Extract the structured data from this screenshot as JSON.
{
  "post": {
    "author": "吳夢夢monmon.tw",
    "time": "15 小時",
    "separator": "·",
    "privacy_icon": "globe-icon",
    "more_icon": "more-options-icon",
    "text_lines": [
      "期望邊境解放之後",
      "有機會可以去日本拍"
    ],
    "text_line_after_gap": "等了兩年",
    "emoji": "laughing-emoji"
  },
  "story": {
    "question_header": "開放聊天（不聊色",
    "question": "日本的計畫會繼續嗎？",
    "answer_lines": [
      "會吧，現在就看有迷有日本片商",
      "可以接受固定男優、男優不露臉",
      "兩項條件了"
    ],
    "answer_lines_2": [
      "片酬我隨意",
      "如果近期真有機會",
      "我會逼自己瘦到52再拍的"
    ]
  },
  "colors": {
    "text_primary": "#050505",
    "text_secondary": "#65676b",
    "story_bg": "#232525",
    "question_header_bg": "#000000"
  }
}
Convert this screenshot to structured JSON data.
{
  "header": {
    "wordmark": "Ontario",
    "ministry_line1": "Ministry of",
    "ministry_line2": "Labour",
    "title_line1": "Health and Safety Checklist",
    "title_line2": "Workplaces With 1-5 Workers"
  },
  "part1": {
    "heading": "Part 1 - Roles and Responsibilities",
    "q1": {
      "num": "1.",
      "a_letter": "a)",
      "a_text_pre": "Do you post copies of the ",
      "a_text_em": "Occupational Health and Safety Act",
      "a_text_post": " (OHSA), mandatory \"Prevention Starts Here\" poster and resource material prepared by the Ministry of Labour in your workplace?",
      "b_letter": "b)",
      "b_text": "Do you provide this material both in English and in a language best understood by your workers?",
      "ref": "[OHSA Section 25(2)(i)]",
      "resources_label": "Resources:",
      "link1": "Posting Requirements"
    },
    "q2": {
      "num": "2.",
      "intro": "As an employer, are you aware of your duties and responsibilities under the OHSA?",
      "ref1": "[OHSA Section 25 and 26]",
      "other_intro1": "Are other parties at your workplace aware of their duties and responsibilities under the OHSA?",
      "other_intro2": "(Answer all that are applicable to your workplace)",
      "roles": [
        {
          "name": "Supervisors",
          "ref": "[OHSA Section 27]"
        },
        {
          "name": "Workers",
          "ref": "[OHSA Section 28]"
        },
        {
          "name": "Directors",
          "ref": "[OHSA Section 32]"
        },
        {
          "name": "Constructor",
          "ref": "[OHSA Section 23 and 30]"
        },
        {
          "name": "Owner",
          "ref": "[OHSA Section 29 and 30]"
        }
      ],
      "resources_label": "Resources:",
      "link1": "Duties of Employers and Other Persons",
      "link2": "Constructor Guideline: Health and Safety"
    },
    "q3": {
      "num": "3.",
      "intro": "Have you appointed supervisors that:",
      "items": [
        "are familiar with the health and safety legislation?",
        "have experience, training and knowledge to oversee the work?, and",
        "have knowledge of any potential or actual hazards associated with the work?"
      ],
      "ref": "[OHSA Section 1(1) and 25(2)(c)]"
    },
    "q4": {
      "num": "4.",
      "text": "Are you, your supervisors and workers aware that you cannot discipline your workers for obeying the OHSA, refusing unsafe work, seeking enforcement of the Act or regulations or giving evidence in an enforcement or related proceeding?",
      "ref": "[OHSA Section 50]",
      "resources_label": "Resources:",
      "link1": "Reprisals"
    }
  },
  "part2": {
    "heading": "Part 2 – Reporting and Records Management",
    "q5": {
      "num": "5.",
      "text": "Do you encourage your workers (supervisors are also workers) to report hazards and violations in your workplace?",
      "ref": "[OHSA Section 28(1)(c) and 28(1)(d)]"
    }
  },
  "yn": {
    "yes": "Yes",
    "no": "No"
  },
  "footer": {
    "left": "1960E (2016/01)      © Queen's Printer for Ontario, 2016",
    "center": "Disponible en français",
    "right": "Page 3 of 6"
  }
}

--------------------------------

### Problem
Read through the lines above and collect those that contain the string "material".

### Exercise answer
      "a_text_post": " (OHSA), mandatory \"Prevention Starts Here\" poster and resource material prepared by the Ministry of Labour in your workplace?",
      "b_text": "Do you provide this material both in English and in a language best understood by your workers?",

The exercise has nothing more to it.